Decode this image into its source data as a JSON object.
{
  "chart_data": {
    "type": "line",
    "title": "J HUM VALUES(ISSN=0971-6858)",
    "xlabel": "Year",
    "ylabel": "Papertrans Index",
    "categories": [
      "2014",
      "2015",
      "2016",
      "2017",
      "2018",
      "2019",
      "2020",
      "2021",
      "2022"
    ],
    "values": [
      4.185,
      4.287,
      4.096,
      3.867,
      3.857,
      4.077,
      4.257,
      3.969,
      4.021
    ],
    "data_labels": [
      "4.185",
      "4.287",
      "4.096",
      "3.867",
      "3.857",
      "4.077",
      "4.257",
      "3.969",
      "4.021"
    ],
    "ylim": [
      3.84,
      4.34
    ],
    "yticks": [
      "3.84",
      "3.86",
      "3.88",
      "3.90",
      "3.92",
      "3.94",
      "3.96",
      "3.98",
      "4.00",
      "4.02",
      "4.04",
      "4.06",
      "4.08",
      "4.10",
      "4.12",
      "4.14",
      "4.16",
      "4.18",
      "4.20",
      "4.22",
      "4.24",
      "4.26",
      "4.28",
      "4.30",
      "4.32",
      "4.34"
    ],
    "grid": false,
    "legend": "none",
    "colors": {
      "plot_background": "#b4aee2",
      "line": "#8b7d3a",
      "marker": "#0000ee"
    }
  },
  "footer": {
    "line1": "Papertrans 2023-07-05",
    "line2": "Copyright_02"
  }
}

---

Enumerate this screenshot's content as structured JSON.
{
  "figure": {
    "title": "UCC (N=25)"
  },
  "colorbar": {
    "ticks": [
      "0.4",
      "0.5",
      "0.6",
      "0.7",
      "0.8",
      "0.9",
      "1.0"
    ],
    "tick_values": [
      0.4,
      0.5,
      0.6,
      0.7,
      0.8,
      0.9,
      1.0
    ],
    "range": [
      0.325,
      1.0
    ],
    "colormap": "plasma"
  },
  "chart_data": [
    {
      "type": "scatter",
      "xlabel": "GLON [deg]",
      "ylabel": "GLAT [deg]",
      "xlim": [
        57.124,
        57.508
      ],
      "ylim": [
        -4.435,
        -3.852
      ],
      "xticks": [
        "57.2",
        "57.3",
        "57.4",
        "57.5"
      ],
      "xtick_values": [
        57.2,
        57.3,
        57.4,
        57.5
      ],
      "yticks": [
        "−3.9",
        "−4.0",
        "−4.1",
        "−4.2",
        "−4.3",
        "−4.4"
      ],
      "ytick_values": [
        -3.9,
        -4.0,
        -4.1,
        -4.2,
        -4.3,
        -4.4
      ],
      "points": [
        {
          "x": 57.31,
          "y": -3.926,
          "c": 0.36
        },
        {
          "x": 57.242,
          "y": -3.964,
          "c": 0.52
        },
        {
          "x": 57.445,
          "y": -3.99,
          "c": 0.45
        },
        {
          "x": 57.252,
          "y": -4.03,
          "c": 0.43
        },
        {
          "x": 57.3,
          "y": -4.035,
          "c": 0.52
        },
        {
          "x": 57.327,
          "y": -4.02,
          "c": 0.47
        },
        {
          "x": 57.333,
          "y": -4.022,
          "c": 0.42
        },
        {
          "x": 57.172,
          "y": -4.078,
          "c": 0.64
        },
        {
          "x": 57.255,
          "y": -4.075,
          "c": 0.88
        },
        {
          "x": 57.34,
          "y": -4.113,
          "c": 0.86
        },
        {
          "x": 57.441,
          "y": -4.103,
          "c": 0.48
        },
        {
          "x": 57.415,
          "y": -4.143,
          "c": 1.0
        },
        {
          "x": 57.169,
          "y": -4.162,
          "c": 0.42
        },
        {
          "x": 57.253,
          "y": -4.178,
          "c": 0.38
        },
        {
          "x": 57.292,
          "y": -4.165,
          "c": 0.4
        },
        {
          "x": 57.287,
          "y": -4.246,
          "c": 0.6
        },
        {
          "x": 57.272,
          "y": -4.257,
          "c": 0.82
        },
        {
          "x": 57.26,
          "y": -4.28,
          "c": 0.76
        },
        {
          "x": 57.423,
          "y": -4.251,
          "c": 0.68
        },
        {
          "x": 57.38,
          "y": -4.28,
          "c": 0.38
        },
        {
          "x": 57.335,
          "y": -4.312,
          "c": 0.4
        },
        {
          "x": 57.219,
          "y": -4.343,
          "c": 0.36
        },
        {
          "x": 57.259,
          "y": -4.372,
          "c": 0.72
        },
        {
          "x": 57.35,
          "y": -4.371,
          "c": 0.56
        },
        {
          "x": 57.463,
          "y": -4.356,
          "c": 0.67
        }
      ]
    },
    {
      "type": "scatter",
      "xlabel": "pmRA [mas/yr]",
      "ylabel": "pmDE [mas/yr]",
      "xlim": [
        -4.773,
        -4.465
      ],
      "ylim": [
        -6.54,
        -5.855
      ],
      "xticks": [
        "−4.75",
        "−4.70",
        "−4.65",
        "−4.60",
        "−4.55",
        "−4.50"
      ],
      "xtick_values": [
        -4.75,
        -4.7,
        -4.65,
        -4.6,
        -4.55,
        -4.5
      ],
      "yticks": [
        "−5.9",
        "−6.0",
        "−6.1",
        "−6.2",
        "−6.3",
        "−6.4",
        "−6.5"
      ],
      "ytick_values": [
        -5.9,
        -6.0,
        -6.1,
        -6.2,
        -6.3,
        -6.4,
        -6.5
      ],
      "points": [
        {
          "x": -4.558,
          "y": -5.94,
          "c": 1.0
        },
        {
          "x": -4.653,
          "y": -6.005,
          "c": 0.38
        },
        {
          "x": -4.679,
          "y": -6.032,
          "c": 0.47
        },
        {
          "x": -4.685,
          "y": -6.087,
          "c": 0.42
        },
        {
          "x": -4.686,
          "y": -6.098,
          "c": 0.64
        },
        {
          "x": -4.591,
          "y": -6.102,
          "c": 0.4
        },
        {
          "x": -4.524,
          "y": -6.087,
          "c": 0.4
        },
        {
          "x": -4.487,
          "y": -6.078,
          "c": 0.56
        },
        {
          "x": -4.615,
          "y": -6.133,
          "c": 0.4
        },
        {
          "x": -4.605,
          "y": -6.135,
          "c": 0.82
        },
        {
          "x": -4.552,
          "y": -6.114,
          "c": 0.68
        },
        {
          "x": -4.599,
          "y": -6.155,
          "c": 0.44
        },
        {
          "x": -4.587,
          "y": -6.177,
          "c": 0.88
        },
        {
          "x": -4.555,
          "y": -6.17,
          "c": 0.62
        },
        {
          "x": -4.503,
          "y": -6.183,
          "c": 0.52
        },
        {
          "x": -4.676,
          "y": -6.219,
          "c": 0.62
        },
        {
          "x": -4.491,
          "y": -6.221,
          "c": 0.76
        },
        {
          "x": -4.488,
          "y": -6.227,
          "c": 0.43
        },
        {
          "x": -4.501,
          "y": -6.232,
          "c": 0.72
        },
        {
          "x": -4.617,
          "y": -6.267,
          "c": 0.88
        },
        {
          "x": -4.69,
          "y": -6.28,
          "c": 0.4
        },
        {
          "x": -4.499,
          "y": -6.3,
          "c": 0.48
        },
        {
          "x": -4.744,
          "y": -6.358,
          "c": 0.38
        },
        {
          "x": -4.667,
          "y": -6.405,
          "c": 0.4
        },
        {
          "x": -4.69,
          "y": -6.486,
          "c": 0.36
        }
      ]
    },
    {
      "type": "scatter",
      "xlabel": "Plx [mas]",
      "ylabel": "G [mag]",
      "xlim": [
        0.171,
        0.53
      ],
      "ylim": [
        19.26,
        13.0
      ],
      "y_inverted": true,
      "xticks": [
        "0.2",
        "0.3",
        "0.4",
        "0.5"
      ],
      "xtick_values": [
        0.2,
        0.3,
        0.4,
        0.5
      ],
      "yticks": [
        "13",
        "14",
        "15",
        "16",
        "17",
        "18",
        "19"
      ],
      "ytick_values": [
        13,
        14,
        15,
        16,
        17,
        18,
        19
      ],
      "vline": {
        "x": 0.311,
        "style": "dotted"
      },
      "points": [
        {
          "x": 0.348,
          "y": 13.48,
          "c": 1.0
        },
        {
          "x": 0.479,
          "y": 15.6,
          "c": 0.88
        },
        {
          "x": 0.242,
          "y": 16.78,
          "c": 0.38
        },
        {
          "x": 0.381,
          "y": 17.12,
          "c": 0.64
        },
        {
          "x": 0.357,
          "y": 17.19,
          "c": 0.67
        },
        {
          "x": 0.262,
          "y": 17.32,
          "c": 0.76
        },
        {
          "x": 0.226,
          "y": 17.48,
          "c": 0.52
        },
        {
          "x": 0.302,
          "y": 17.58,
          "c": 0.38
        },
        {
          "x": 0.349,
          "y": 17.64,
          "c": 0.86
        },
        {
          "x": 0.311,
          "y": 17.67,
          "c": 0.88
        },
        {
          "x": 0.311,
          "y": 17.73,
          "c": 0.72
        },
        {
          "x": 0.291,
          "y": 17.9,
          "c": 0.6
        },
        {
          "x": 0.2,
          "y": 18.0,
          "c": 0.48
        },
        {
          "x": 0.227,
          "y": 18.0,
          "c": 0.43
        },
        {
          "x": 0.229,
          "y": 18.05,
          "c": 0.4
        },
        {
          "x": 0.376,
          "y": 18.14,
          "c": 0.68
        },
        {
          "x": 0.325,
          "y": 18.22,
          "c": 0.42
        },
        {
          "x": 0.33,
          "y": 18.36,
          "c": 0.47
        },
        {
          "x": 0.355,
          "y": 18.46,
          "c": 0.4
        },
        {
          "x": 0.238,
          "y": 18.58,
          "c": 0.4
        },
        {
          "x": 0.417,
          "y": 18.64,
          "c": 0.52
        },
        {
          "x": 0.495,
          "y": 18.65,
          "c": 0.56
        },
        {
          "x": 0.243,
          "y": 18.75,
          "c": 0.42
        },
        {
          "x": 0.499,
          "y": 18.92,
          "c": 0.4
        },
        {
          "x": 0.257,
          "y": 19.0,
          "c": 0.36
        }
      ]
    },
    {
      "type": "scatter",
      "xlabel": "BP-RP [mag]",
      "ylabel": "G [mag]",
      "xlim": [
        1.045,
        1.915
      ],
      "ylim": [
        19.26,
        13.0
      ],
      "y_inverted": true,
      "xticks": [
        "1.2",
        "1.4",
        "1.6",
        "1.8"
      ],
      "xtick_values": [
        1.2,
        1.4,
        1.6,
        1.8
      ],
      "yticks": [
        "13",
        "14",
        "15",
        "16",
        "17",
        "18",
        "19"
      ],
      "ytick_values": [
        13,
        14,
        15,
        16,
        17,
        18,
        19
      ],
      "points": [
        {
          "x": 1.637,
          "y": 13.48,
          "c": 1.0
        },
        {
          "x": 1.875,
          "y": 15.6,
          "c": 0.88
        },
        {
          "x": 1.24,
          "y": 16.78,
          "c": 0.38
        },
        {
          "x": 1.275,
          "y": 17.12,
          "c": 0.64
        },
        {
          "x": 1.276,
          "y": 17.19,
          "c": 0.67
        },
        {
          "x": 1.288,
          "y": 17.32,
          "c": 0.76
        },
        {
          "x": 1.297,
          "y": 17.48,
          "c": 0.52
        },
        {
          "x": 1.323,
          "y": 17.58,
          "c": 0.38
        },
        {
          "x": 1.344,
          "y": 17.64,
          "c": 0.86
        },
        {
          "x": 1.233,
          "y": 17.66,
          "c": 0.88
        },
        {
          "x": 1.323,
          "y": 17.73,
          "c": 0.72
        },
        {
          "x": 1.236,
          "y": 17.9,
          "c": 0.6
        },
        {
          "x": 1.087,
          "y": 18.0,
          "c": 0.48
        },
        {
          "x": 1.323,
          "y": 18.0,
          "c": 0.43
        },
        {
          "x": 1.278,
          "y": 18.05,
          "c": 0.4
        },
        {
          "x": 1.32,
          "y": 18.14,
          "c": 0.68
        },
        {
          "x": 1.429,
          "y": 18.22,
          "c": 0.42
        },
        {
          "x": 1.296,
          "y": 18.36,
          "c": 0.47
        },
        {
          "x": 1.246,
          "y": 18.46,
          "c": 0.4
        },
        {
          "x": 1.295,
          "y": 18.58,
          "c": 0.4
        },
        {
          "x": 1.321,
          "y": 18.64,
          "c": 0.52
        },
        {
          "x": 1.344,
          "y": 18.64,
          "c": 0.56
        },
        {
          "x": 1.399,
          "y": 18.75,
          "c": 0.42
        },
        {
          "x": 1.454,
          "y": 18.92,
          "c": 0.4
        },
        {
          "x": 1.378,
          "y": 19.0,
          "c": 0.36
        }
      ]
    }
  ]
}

**Set task:**
Filter the listing above for the string "xlabel" and copy every matching line.

**Exercise solution:**
    "xlabel": "Year",
      "xlabel": "GLON [deg]",
      "xlabel": "pmRA [mas/yr]",
      "xlabel": "Plx [mas]",
      "xlabel": "BP-RP [mag]",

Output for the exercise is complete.